AIM
Rewrite the stretch of the listing from its start through the line containing "data-point — [416, 769, 427, 784]", changing "Raw Control" to "Raw Treated" and leaving everything else as is. Return only those lines.

<<<<

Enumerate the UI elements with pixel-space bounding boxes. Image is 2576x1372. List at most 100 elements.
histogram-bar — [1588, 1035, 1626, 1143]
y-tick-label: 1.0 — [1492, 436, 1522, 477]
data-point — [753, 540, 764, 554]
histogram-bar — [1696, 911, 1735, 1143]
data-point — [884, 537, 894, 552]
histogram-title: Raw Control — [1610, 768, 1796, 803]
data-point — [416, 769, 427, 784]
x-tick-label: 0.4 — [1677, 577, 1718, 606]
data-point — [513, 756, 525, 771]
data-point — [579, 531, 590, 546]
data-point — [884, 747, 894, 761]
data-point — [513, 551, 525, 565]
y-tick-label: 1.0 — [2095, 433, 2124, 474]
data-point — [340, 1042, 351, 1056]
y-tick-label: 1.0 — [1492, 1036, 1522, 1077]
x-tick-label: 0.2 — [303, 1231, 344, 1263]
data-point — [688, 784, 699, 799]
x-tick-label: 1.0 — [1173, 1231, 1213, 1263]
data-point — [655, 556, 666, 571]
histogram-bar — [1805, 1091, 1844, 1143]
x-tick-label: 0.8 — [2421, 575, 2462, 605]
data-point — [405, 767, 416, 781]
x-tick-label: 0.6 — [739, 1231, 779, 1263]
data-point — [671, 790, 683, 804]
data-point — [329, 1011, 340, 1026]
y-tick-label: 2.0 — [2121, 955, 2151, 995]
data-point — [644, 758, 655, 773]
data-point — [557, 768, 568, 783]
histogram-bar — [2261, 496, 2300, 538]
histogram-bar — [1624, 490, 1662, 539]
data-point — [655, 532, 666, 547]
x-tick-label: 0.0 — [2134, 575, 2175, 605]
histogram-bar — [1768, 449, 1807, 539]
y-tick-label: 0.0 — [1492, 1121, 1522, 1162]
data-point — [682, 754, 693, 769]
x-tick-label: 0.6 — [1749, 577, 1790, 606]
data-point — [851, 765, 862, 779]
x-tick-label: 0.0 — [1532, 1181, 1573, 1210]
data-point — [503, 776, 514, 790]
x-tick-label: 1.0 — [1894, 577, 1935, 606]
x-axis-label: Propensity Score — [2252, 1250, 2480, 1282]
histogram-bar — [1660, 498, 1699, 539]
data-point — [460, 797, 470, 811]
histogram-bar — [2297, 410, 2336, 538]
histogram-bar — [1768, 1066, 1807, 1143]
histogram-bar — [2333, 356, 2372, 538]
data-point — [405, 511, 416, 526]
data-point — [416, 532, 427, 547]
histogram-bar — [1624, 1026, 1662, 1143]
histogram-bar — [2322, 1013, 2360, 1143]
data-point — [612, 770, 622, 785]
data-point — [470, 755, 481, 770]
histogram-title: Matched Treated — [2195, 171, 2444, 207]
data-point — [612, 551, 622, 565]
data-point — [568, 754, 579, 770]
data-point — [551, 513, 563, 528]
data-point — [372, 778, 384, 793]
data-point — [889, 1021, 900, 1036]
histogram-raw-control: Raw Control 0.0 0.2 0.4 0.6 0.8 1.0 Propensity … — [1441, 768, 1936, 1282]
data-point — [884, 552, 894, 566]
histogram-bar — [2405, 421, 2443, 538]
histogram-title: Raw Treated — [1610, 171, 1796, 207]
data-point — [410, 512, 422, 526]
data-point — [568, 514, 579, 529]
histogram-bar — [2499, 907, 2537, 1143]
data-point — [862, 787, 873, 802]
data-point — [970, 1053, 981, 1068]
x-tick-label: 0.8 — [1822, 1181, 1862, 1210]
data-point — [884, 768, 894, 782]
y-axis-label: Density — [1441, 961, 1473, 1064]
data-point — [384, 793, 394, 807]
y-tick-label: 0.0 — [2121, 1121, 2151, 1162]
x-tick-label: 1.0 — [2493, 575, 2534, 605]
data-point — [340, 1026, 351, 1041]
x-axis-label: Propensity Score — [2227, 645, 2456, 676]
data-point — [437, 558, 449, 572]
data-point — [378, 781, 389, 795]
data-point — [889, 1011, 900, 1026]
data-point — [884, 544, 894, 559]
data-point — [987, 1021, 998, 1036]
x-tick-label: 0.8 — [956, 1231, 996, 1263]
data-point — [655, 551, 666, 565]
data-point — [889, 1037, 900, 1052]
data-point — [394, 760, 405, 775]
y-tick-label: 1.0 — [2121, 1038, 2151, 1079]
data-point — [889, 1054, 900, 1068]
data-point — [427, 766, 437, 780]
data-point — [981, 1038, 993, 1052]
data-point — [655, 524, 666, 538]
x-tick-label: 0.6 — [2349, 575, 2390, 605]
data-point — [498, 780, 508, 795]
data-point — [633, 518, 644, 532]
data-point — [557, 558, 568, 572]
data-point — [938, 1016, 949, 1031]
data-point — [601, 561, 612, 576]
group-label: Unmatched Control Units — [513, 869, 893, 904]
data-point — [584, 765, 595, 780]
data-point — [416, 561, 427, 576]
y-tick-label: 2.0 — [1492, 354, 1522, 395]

>>>>

EXPECTED OUTPUT
Enumerate the UI elements with pixel-space bounding boxes. Image is 2576x1372. List at most 100 elements.
histogram-bar — [1588, 1035, 1626, 1143]
y-tick-label: 1.0 — [1492, 436, 1522, 477]
data-point — [753, 540, 764, 554]
histogram-bar — [1696, 911, 1735, 1143]
data-point — [884, 537, 894, 552]
histogram-title: Raw Treated — [1610, 768, 1796, 803]
data-point — [416, 769, 427, 784]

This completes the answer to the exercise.